__Given request__: Output every entry exactly, from the first line to the last.

__Task input__:
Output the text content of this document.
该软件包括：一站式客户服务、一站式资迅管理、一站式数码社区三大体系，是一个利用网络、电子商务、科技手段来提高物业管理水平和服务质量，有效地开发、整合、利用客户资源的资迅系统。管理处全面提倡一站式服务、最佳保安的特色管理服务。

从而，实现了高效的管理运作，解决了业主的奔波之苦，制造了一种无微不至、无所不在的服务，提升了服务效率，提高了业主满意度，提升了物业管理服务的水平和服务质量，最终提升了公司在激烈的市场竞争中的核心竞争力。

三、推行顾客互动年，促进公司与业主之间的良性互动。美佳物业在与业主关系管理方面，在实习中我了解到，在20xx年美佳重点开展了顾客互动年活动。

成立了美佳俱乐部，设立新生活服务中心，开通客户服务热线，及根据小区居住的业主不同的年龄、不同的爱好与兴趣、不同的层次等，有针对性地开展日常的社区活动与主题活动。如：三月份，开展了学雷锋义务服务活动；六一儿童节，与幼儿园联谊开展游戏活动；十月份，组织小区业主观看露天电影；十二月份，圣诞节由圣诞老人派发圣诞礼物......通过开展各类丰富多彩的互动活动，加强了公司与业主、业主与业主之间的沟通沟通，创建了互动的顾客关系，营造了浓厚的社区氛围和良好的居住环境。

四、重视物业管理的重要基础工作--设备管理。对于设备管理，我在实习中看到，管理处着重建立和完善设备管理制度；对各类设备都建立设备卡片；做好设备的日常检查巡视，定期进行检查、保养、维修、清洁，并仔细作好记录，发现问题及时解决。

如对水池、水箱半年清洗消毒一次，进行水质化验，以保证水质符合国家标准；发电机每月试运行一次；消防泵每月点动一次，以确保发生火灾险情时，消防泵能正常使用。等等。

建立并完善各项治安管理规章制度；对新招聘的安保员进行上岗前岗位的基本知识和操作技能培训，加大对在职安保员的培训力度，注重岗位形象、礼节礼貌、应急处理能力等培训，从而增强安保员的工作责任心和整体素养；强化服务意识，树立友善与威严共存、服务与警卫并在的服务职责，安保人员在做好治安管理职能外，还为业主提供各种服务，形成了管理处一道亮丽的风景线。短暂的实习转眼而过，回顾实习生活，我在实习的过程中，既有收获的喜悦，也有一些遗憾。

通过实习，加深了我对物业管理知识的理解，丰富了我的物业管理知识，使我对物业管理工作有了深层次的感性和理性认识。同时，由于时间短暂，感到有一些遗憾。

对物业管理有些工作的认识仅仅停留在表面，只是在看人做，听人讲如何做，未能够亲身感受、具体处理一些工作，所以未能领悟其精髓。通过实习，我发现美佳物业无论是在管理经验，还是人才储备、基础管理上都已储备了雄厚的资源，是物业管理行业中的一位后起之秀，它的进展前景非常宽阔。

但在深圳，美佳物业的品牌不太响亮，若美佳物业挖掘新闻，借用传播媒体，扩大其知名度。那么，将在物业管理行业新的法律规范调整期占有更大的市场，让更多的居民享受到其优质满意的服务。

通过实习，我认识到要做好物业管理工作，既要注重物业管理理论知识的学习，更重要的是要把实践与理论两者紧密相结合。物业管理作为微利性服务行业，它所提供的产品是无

__Expected output__:
Output the text content of this document.
该软件包括：一站式客户服务、一站式资迅管理、一站式数码社区三大体系，是一个利用网络、电子商务、科技手段来提高物业管理水平和服务质量，有效地开发、整合、利用客户资源的资迅系统。管理处全面提倡一站式服务、最佳保安的特色管理服务。

从而，实现了高效的管理运作，解决了业主的奔波之苦，制造了一种无微不至、无所不在的服务，提升了服务效率，提高了业主满意度，提升了物业管理服务的水平和服务质量，最终提升了公司在激烈的市场竞争中的核心竞争力。

三、推行顾客互动年，促进公司与业主之间的良性互动。美佳物业在与业主关系管理方面，在实习中我了解到，在20xx年美佳重点开展了顾客互动年活动。

成立了美佳俱乐部，设立新生活服务中心，开通客户服务热线，及根据小区居住的业主不同的年龄、不同的爱好与兴趣、不同的层次等，有针对性地开展日常的社区活动与主题活动。如：三月份，开展了学雷锋义务服务活动；六一儿童节，与幼儿园联谊开展游戏活动；十月份，组织小区业主观看露天电影；十二月份，圣诞节由圣诞老人派发圣诞礼物......通过开展各类丰富多彩的互动活动，加强了公司与业主、业主与业主之间的沟通沟通，创建了互动的顾客关系，营造了浓厚的社区氛围和良好的居住环境。

四、重视物业管理的重要基础工作--设备管理。对于设备管理，我在实习中看到，管理处着重建立和完善设备管理制度；对各类设备都建立设备卡片；做好设备的日常检查巡视，定期进行检查、保养、维修、清洁，并仔细作好记录，发现问题及时解决。

如对水池、水箱半年清洗消毒一次，进行水质化验，以保证水质符合国家标准；发电机每月试运行一次；消防泵每月点动一次，以确保发生火灾险情时，消防泵能正常使用。等等。

建立并完善各项治安管理规章制度；对新招聘的安保员进行上岗前岗位的基本知识和操作技能培训，加大对在职安保员的培训力度，注重岗位形象、礼节礼貌、应急处理能力等培训，从而增强安保员的工作责任心和整体素养；强化服务意识，树立友善与威严共存、服务与警卫并在的服务职责，安保人员在做好治安管理职能外，还为业主提供各种服务，形成了管理处一道亮丽的风景线。短暂的实习转眼而过，回顾实习生活，我在实习的过程中，既有收获的喜悦，也有一些遗憾。

通过实习，加深了我对物业管理知识的理解，丰富了我的物业管理知识，使我对物业管理工作有了深层次的感性和理性认识。同时，由于时间短暂，感到有一些遗憾。

对物业管理有些工作的认识仅仅停留在表面，只是在看人做，听人讲如何做，未能够亲身感受、具体处理一些工作，所以未能领悟其精髓。通过实习，我发现美佳物业无论是在管理经验，还是人才储备、基础管理上都已储备了雄厚的资源，是物业管理行业中的一位后起之秀，它的进展前景非常宽阔。

但在深圳，美佳物业的品牌不太响亮，若美佳物业挖掘新闻，借用传播媒体，扩大其知名度。那么，将在物业管理行业新的法律规范调整期占有更大的市场，让更多的居民享受到其优质满意的服务。

通过实习，我认识到要做好物业管理工作，既要注重物业管理理论知识的学习，更重要的是要把实践与理论两者紧密相结合。物业管理作为微利性服务行业，它所提供的产品是无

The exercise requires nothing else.